» YOUR GOAL:
Can you copy out the data exactly? Leave the images out.

» DATA SHOWN:
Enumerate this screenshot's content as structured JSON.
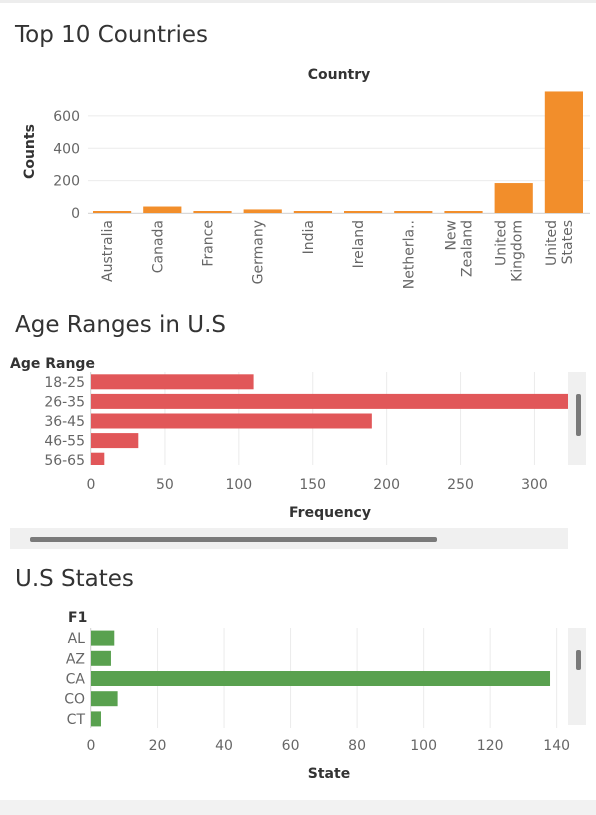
{
  "section1": {
    "title": "Top 10 Countries"
  },
  "section2": {
    "title": "Age Ranges in U.S"
  },
  "section3": {
    "title": "U.S States"
  },
  "colors": {
    "countries": "#f28e2b",
    "ages": "#e15759",
    "states": "#59a14f"
  },
  "chart_data": [
    {
      "type": "bar",
      "title": "Top 10 Countries",
      "column_header": "Country",
      "ylabel": "Counts",
      "categories": [
        "Australia",
        "Canada",
        "France",
        "Germany",
        "India",
        "Ireland",
        "Netherla..",
        "New Zealand",
        "United Kingdom",
        "United States"
      ],
      "category_lines": [
        [
          "Australia"
        ],
        [
          "Canada"
        ],
        [
          "France"
        ],
        [
          "Germany"
        ],
        [
          "India"
        ],
        [
          "Ireland"
        ],
        [
          "Netherla.."
        ],
        [
          "New",
          "Zealand"
        ],
        [
          "United",
          "Kingdom"
        ],
        [
          "United",
          "States"
        ]
      ],
      "values": [
        6,
        40,
        4,
        22,
        5,
        11,
        12,
        3,
        185,
        751
      ],
      "yticks": [
        0,
        200,
        400,
        600
      ],
      "ylim": [
        0,
        760
      ],
      "grid": true
    },
    {
      "type": "bar",
      "orientation": "horizontal",
      "title": "Age Ranges in U.S",
      "row_header": "Age Range",
      "xlabel": "Frequency",
      "categories": [
        "18-25",
        "26-35",
        "36-45",
        "46-55",
        "56-65"
      ],
      "values": [
        110,
        324,
        190,
        32,
        9
      ],
      "xticks": [
        0,
        50,
        100,
        150,
        200,
        250,
        300
      ],
      "xlim": [
        0,
        320
      ],
      "grid": true
    },
    {
      "type": "bar",
      "orientation": "horizontal",
      "title": "U.S States",
      "row_header": "F1",
      "xlabel": "State",
      "categories": [
        "AL",
        "AZ",
        "CA",
        "CO",
        "CT"
      ],
      "values": [
        7,
        6,
        138,
        8,
        3
      ],
      "xticks": [
        0,
        20,
        40,
        60,
        80,
        100,
        120,
        140
      ],
      "xlim": [
        0,
        141
      ],
      "grid": true
    }
  ]
}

» REPLY:
Enumerate this screenshot's content as structured JSON.
{
  "section1": {
    "title": "Top 10 Countries"
  },
  "section2": {
    "title": "Age Ranges in U.S"
  },
  "section3": {
    "title": "U.S States"
  },
  "colors": {
    "countries": "#f28e2b",
    "ages": "#e15759",
    "states": "#59a14f"
  },
  "chart_data": [
    {
      "type": "bar",
      "title": "Top 10 Countries",
      "column_header": "Country",
      "ylabel": "Counts",
      "categories": [
        "Australia",
        "Canada",
        "France",
        "Germany",
        "India",
        "Ireland",
        "Netherla..",
        "New Zealand",
        "United Kingdom",
        "United States"
      ],
      "category_lines": [
        [
          "Australia"
        ],
        [
          "Canada"
        ],
        [
          "France"
        ],
        [
          "Germany"
        ],
        [
          "India"
        ],
        [
          "Ireland"
        ],
        [
          "Netherla.."
        ],
        [
          "New",
          "Zealand"
        ],
        [
          "United",
          "Kingdom"
        ],
        [
          "United",
          "States"
        ]
      ],
      "values": [
        6,
        40,
        4,
        22,
        5,
        11,
        12,
        3,
        185,
        751
      ],
      "yticks": [
        0,
        200,
        400,
        600
      ],
      "ylim": [
        0,
        760
      ],
      "grid": true
    },
    {
      "type": "bar",
      "orientation": "horizontal",
      "title": "Age Ranges in U.S",
      "row_header": "Age Range",
      "xlabel": "Frequency",
      "categories": [
        "18-25",
        "26-35",
        "36-45",
        "46-55",
        "56-65"
      ],
      "values": [
        110,
        324,
        190,
        32,
        9
      ],
      "xticks": [
        0,
        50,
        100,
        150,
        200,
        250,
        300
      ],
      "xlim": [
        0,
        320
      ],
      "grid": true
    },
    {
      "type": "bar",
      "orientation": "horizontal",
      "title": "U.S States",
      "row_header": "F1",
      "xlabel": "State",
      "categories": [
        "AL",
        "AZ",
        "CA",
        "CO",
        "CT"
      ],
      "values": [
        7,
        6,
        138,
        8,
        3
      ],
      "xticks": [
        0,
        20,
        40,
        60,
        80,
        100,
        120,
        140
      ],
      "xlim": [
        0,
        141
      ],
      "grid": true
    }
  ]
}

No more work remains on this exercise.